** start **

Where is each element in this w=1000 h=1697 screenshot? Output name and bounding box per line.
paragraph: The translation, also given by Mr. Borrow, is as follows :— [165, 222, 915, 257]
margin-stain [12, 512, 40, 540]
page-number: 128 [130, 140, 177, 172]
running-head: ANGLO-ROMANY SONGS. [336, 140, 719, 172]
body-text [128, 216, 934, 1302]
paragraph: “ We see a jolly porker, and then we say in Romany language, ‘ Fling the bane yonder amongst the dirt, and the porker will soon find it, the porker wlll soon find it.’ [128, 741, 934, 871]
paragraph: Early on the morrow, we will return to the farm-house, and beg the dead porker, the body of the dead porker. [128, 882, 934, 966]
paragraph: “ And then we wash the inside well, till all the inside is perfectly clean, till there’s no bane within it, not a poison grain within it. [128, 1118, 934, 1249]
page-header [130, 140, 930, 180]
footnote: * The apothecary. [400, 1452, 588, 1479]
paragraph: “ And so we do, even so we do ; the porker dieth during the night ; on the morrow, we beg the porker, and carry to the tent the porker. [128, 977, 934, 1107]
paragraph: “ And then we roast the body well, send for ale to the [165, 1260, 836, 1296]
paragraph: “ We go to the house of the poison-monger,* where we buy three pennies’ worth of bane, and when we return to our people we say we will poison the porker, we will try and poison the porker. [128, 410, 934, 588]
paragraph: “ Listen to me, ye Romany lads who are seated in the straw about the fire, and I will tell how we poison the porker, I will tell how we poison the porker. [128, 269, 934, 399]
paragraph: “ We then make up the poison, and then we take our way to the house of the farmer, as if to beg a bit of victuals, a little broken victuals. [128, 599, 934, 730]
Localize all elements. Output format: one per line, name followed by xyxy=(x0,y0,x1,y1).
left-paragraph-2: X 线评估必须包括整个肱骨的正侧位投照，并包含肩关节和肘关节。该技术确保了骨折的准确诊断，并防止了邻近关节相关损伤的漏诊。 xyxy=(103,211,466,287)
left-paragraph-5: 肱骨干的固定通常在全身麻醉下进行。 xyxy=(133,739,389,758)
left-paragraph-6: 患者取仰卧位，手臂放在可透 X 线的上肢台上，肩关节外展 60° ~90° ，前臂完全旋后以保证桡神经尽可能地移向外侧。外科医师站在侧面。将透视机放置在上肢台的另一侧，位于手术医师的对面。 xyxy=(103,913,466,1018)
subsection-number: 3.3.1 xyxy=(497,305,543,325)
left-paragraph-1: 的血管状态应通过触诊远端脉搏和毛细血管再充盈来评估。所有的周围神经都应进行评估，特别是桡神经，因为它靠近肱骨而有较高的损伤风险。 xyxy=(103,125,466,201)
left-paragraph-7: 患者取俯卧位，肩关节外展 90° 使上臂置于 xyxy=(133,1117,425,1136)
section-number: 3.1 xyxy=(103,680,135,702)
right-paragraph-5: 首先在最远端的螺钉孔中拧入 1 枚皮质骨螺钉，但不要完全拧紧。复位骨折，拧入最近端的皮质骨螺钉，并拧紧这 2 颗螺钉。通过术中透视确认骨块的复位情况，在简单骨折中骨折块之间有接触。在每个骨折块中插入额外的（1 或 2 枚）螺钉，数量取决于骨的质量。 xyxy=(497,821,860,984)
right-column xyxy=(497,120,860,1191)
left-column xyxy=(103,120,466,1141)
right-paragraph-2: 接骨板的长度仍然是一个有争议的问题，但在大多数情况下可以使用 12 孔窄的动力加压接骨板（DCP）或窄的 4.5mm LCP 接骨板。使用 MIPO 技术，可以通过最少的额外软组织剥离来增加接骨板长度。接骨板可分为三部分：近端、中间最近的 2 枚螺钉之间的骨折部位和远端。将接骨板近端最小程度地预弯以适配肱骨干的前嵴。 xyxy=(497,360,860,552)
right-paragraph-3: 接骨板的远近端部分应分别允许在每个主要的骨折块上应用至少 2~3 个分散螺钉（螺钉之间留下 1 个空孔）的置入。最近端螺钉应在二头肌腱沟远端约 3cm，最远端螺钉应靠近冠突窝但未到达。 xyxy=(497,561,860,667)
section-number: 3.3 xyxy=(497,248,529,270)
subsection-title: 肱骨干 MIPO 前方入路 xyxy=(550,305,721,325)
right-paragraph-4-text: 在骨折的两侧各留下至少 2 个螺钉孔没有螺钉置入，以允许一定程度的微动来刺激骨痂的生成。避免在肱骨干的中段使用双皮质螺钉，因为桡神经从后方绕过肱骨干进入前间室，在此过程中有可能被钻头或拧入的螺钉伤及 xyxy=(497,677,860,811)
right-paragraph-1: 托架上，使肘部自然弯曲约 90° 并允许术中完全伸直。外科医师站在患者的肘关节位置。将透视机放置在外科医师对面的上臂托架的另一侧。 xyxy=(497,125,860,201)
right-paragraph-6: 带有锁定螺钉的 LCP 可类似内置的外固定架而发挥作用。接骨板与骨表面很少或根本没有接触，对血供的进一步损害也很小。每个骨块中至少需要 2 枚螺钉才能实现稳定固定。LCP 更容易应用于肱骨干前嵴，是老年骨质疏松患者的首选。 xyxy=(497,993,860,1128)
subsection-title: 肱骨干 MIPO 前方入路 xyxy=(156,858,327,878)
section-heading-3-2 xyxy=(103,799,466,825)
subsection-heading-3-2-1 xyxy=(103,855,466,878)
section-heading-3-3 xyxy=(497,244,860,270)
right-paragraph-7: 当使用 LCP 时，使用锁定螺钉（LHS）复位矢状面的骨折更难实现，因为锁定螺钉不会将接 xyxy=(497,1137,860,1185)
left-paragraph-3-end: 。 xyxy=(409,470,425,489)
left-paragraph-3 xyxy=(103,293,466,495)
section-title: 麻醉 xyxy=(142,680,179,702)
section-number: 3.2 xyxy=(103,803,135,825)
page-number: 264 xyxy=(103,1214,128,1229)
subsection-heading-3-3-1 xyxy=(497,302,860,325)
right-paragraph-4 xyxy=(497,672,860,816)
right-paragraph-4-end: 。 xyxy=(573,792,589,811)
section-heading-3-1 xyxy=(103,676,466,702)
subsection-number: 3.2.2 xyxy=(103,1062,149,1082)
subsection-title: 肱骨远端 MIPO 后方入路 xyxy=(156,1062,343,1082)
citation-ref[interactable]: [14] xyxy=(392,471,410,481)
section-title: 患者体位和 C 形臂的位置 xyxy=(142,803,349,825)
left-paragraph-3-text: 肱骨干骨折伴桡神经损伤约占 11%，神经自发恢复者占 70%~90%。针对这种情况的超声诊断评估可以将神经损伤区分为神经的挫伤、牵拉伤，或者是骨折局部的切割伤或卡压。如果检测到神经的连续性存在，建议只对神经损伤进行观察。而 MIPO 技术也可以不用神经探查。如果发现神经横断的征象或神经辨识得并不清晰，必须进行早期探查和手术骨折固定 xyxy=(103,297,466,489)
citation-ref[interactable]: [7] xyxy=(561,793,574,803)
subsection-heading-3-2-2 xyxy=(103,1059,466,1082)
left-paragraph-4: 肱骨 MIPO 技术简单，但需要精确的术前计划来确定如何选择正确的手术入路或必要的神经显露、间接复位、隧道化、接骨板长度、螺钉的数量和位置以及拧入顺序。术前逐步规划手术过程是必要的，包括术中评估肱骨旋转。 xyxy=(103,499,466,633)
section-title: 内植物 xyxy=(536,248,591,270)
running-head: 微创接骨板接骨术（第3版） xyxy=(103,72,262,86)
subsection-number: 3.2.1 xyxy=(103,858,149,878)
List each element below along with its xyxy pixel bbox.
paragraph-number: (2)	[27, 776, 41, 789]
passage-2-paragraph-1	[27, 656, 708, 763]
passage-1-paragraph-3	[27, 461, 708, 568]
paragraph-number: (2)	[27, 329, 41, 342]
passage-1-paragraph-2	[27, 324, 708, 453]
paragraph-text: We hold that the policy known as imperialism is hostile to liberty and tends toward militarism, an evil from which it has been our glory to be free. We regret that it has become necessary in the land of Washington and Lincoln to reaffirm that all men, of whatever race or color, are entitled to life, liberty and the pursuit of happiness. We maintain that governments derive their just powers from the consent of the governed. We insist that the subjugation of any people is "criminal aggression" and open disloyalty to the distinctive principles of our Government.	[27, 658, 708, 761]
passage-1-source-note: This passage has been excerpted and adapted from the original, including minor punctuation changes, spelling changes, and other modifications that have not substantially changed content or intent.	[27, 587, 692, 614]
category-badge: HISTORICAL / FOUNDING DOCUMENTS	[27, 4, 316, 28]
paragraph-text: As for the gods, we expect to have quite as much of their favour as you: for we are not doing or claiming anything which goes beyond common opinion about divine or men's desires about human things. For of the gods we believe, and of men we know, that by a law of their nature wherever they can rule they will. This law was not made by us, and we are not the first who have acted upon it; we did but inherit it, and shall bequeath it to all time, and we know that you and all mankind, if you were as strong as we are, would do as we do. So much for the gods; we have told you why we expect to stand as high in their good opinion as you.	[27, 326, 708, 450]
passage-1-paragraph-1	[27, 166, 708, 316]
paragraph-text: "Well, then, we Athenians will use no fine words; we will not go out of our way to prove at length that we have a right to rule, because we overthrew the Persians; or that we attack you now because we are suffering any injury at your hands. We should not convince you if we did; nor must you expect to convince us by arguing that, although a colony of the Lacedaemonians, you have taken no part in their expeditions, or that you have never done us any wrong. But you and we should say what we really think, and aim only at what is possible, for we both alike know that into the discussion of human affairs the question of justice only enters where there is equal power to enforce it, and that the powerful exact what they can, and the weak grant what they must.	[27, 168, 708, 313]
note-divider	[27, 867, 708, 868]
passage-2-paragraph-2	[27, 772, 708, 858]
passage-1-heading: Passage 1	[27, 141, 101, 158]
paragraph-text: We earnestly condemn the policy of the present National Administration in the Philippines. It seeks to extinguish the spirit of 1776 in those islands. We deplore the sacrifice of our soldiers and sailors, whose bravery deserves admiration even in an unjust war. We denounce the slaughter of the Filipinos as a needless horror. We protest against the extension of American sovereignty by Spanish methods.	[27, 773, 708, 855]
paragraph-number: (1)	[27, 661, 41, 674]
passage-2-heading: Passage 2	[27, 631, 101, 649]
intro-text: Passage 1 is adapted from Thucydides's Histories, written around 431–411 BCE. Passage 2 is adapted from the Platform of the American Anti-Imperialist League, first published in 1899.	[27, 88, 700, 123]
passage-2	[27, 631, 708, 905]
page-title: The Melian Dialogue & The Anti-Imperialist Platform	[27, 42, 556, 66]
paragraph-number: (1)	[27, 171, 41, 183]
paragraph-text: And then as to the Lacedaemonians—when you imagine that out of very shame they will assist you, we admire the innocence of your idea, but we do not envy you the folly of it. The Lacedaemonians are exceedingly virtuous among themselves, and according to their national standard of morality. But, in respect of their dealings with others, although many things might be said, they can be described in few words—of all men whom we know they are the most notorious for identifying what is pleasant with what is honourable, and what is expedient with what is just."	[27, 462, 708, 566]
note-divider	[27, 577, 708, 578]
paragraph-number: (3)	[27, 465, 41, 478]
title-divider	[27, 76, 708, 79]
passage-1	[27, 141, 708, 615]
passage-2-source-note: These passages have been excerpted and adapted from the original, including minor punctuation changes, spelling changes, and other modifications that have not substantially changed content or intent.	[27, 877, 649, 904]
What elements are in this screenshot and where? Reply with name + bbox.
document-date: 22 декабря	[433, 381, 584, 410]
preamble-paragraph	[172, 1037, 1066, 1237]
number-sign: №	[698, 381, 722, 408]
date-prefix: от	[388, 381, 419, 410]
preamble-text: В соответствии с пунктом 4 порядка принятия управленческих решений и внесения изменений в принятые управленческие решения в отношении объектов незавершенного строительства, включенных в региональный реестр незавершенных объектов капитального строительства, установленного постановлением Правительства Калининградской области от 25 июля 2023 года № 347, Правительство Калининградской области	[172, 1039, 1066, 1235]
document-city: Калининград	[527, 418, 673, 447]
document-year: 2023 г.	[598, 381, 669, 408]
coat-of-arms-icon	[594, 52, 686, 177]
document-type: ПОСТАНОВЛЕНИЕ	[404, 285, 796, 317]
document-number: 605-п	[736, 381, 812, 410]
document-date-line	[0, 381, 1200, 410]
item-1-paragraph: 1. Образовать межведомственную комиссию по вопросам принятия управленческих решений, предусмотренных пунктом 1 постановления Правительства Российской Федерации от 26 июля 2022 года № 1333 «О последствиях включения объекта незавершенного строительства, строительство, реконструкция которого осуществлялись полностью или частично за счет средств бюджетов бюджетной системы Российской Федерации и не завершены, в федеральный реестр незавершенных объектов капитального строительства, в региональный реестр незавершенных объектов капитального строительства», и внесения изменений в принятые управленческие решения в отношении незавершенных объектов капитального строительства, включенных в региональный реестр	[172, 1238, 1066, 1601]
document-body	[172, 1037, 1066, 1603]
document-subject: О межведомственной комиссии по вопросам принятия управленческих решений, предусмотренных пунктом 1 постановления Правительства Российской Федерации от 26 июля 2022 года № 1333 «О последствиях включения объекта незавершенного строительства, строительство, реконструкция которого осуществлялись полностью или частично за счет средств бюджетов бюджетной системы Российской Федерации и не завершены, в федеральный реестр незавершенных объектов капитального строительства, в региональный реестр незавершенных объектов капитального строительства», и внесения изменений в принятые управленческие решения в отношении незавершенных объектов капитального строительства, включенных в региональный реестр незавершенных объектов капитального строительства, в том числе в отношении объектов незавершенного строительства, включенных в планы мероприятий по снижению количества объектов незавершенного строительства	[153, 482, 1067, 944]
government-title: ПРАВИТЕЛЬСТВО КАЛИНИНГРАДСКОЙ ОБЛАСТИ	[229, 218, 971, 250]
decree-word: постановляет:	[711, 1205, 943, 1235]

** end **

## THE TASK:
Quote the data word for word, starting at its first line and ending at the line that contains "body-text [128, 216, 934, 1302]", with both lines included.

## EXERCISE OUTPUT:
Where is each element in this w=1000 h=1697 screenshot? Output name and bounding box per line.
paragraph: The translation, also given by Mr. Borrow, is as follows :— [165, 222, 915, 257]
margin-stain [12, 512, 40, 540]
page-number: 128 [130, 140, 177, 172]
running-head: ANGLO-ROMANY SONGS. [336, 140, 719, 172]
body-text [128, 216, 934, 1302]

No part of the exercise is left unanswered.